Exercise task: Exactly reproduce the entries, dropping any pictures from your copy.

Data rows:
===
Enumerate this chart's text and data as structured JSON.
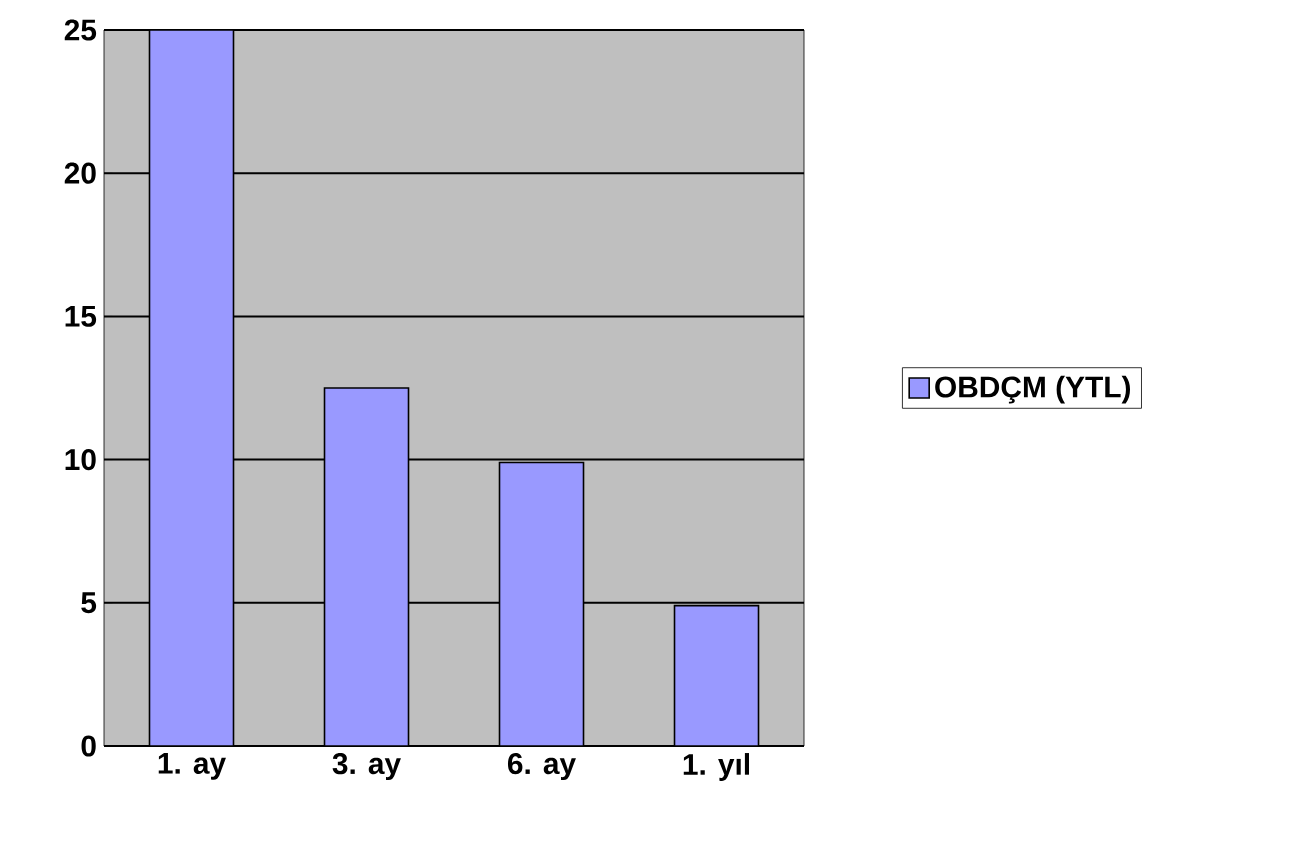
{
  "chart_data": {
    "type": "bar",
    "categories": [
      "1. ay",
      "3. ay",
      "6. ay",
      "1. yıl"
    ],
    "series": [
      {
        "name": "OBDÇM (YTL)",
        "color": "#9999ff",
        "values": [
          25,
          12.5,
          9.9,
          4.9
        ]
      }
    ],
    "ylim": [
      0,
      25
    ],
    "yticks": [
      0,
      5,
      10,
      15,
      20,
      25
    ],
    "grid": "y",
    "legend": "right"
  }
}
===
Task solution:
Enumerate this chart's text and data as structured JSON.
{
  "chart_data": {
    "type": "bar",
    "categories": [
      "1. ay",
      "3. ay",
      "6. ay",
      "1. yıl"
    ],
    "series": [
      {
        "name": "OBDÇM (YTL)",
        "color": "#9999ff",
        "values": [
          25,
          12.5,
          9.9,
          4.9
        ]
      }
    ],
    "ylim": [
      0,
      25
    ],
    "yticks": [
      0,
      5,
      10,
      15,
      20,
      25
    ],
    "grid": "y",
    "legend": "right"
  }
}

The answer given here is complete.